Copy out each line of the data holding "ΟΧΗΜΑΤΑ".

::::::::

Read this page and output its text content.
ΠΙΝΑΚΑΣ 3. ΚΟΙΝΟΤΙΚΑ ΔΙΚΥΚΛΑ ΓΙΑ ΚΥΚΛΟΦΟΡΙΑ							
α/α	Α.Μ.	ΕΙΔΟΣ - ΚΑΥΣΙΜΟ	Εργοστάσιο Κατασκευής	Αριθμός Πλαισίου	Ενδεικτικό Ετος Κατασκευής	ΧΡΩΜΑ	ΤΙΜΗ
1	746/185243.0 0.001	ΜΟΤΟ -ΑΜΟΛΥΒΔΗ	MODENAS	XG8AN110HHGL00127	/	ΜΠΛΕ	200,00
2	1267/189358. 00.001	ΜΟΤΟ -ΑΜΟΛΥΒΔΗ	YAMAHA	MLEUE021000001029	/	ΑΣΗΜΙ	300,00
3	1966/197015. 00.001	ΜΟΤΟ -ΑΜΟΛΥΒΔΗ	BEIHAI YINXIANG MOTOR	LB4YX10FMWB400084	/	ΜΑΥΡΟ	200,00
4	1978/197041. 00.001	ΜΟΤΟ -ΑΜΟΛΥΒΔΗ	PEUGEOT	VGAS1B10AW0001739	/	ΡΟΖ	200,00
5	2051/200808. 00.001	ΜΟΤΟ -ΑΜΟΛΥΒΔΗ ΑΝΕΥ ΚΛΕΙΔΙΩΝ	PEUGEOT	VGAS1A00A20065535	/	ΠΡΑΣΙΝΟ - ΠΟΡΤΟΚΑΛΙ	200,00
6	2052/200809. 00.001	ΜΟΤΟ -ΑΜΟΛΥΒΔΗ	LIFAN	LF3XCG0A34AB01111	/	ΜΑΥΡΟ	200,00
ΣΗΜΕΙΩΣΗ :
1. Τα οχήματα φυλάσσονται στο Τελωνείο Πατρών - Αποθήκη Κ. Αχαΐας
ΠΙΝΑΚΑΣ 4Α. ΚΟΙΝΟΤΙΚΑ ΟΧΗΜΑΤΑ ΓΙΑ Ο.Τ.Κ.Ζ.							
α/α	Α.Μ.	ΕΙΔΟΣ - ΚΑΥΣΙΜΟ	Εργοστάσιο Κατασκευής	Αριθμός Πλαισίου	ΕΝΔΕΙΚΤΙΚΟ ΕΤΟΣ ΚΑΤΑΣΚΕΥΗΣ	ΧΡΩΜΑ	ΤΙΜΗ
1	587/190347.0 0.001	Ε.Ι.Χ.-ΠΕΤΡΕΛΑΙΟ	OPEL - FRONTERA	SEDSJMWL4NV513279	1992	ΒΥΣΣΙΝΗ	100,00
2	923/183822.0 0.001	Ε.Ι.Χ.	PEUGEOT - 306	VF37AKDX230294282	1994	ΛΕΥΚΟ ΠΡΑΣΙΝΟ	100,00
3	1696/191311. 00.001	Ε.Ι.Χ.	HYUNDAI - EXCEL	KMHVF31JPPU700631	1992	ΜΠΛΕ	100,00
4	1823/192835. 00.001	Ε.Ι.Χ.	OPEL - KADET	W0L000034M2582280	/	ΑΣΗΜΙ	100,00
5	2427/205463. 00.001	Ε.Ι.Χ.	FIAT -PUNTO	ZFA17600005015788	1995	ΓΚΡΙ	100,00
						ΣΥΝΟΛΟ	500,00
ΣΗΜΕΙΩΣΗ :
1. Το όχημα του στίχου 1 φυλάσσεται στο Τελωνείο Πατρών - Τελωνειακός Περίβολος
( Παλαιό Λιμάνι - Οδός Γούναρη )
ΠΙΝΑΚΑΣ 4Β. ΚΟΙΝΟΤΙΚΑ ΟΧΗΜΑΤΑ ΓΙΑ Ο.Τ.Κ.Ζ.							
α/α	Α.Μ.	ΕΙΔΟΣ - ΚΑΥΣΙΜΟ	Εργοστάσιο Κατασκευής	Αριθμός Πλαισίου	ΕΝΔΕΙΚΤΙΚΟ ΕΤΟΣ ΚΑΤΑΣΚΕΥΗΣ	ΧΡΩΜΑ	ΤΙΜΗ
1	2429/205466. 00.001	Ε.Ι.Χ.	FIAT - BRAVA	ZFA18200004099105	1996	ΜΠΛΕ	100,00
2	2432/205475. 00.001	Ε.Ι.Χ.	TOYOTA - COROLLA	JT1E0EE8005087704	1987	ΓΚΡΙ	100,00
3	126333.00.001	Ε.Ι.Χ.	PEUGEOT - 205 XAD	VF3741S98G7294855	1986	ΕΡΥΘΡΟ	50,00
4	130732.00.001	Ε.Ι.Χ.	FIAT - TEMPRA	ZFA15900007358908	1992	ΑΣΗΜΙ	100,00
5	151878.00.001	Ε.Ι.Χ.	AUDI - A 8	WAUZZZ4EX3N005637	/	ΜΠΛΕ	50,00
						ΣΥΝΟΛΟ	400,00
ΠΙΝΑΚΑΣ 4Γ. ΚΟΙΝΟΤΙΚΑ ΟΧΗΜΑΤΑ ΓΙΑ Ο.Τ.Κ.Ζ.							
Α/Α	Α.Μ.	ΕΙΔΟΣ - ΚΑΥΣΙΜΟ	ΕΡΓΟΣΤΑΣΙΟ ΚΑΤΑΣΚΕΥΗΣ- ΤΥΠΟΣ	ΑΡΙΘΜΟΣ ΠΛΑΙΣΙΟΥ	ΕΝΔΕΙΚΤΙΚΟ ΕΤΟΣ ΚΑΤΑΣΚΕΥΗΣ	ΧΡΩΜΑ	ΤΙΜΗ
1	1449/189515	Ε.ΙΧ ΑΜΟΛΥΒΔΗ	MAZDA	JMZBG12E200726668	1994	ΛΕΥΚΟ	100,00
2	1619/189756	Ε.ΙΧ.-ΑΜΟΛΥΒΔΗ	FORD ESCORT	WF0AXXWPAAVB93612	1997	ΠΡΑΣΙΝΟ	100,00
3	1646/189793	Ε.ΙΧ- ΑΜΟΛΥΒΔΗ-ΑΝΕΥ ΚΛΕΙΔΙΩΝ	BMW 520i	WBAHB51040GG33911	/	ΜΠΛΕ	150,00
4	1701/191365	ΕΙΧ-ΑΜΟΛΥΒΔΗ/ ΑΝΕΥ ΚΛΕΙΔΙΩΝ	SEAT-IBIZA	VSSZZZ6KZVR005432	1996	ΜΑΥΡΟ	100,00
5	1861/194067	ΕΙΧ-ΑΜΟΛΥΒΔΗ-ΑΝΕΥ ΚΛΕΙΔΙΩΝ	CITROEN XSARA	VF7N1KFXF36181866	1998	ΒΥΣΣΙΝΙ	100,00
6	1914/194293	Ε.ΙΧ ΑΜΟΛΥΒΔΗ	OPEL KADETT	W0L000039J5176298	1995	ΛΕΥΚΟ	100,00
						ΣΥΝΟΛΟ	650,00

::::::::

[RESPONSE FOR THIS EXERCISE]:
ΠΙΝΑΚΑΣ 4Α. ΚΟΙΝΟΤΙΚΑ ΟΧΗΜΑΤΑ ΓΙΑ Ο.Τ.Κ.Ζ.							
ΠΙΝΑΚΑΣ 4Β. ΚΟΙΝΟΤΙΚΑ ΟΧΗΜΑΤΑ ΓΙΑ Ο.Τ.Κ.Ζ.							
ΠΙΝΑΚΑΣ 4Γ. ΚΟΙΝΟΤΙΚΑ ΟΧΗΜΑΤΑ ΓΙΑ Ο.Τ.Κ.Ζ.							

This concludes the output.